* start GIVEN ENTRIES *
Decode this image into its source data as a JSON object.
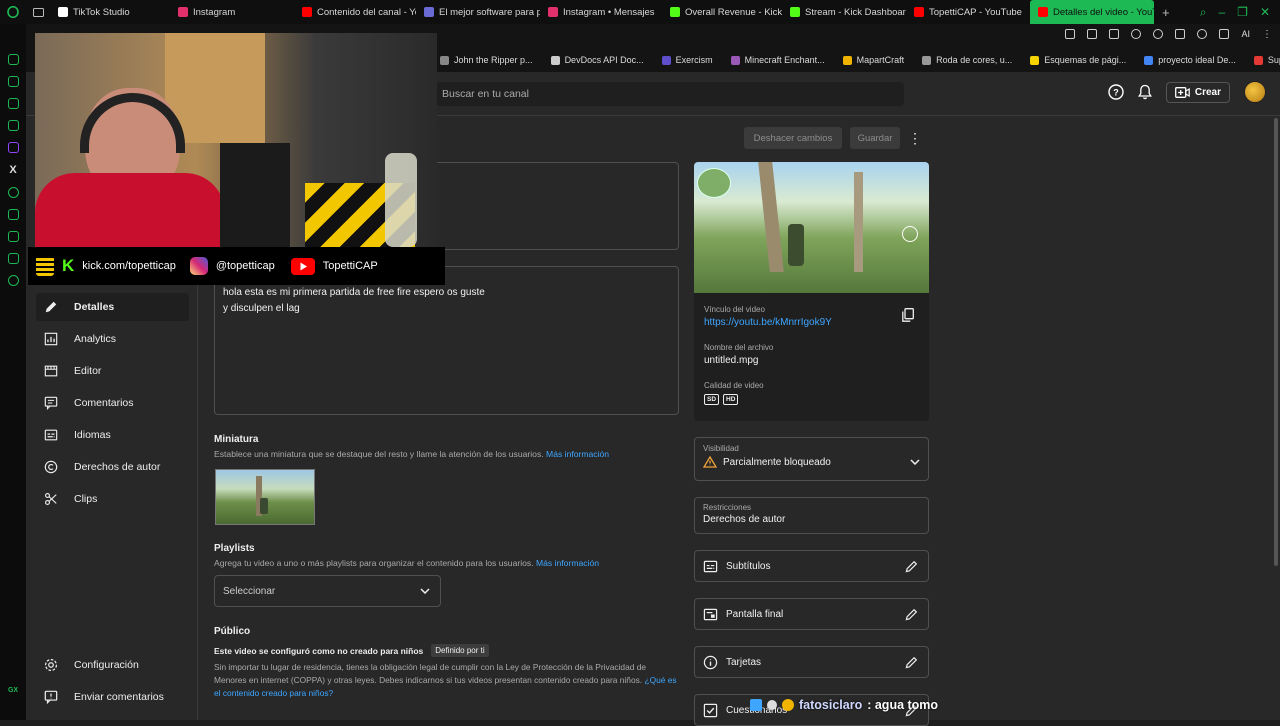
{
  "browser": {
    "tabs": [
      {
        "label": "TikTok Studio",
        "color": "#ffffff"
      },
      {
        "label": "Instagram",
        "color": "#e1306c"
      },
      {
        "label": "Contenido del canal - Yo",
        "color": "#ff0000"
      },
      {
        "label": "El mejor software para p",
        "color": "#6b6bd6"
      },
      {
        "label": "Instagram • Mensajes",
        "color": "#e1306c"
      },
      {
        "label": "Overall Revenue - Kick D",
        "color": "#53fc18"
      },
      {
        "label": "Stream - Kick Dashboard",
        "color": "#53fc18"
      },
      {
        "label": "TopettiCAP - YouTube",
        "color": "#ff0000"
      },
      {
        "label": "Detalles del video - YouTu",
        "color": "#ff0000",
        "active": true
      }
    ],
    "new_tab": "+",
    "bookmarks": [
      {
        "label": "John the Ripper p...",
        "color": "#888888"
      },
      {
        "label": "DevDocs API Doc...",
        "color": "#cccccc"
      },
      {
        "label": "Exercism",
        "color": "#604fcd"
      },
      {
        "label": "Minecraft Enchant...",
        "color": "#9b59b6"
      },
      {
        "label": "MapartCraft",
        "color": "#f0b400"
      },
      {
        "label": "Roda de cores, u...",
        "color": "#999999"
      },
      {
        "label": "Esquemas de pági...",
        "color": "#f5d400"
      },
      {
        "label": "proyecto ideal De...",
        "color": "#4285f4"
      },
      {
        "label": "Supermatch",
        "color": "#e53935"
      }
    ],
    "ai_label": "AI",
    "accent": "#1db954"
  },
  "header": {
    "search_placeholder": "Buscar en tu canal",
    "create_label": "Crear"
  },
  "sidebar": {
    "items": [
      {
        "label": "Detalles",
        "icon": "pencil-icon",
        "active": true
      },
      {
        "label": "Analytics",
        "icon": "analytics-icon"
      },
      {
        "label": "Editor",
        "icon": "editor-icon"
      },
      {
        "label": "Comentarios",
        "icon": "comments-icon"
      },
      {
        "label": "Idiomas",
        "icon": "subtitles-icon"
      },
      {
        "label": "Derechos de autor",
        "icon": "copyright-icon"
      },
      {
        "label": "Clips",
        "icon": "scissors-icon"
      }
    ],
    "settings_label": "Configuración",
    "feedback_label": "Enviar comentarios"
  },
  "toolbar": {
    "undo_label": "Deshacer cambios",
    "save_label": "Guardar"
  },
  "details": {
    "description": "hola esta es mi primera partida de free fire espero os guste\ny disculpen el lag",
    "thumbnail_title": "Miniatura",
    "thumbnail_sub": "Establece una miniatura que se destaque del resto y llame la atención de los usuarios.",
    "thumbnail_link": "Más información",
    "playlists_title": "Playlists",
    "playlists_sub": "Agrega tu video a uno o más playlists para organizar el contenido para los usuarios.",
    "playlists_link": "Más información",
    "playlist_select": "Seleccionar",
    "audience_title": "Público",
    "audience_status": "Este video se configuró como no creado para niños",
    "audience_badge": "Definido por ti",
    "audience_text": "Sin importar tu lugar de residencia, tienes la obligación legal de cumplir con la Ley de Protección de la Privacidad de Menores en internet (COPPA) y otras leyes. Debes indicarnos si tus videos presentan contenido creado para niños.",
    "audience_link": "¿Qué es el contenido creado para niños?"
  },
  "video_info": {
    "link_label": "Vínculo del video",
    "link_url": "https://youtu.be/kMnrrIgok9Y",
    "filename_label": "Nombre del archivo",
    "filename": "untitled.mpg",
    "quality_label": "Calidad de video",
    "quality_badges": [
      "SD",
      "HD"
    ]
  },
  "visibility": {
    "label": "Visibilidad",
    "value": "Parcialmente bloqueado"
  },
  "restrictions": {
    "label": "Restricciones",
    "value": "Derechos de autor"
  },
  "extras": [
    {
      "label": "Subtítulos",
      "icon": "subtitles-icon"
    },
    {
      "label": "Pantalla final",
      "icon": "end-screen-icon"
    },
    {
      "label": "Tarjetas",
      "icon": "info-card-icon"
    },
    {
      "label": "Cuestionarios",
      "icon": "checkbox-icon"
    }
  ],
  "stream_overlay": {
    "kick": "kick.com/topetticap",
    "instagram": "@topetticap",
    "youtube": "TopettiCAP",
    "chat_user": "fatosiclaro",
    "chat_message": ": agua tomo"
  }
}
* end GIVEN ENTRIES *
* start GIVEN ENTRIES *
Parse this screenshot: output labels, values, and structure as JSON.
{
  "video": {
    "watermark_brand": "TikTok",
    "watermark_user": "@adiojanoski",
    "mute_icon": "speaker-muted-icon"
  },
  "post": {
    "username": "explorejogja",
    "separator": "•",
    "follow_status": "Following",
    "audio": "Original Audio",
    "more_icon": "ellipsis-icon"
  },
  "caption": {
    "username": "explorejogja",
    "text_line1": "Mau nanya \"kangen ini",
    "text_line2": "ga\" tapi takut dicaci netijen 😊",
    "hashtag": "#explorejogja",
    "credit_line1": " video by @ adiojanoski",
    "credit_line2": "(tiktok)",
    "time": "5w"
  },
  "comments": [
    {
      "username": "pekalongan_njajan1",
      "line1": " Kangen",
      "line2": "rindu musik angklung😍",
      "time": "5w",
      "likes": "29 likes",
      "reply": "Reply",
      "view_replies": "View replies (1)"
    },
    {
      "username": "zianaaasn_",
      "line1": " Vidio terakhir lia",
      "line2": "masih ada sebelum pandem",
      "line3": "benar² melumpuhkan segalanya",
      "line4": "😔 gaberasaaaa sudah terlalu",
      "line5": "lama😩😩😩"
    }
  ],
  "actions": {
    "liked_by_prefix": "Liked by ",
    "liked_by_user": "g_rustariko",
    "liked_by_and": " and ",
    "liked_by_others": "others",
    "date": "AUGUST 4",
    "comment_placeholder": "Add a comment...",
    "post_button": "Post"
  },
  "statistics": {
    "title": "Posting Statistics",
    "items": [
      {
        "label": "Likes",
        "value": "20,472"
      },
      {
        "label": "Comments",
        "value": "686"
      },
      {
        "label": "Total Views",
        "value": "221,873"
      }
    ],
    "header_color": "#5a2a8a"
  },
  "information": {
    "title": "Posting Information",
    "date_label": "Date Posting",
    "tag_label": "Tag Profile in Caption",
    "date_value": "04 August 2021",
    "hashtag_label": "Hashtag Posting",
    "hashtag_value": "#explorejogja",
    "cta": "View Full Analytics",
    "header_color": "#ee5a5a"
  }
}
* end GIVEN ENTRIES *
* start GIVEN ENTRIES *
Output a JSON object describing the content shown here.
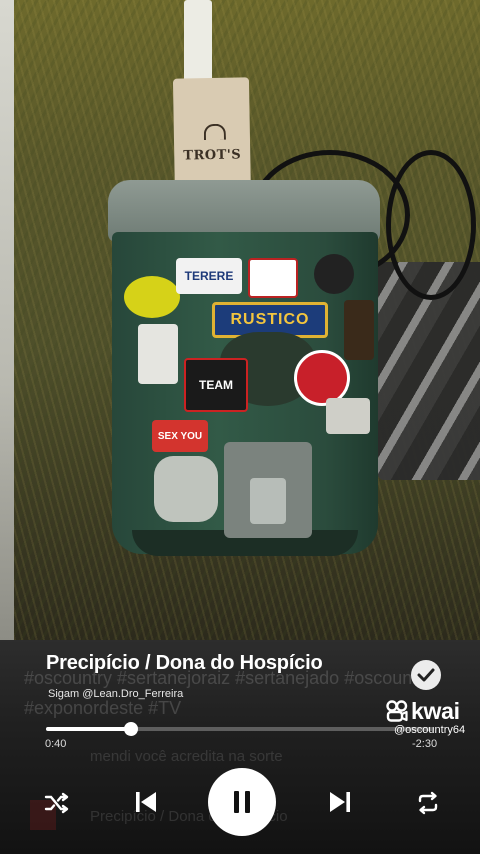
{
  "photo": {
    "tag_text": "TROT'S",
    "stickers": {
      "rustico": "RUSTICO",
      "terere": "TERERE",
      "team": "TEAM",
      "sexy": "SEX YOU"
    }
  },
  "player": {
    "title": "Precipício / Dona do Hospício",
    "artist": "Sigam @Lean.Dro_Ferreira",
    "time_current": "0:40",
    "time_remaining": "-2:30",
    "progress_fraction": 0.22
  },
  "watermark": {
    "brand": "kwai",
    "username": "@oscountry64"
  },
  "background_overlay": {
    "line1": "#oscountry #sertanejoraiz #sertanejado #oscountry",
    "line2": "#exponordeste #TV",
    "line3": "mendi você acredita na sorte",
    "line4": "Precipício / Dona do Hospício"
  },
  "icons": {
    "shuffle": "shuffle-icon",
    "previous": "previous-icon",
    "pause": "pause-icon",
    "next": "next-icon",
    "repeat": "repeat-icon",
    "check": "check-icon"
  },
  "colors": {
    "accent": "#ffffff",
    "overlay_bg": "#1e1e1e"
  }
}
* end GIVEN ENTRIES *
§ STATED GOAL
In the data above, how many lines contain the string "Derechos"? Answer with the number only.

§ COMPLETED EXERCISE
2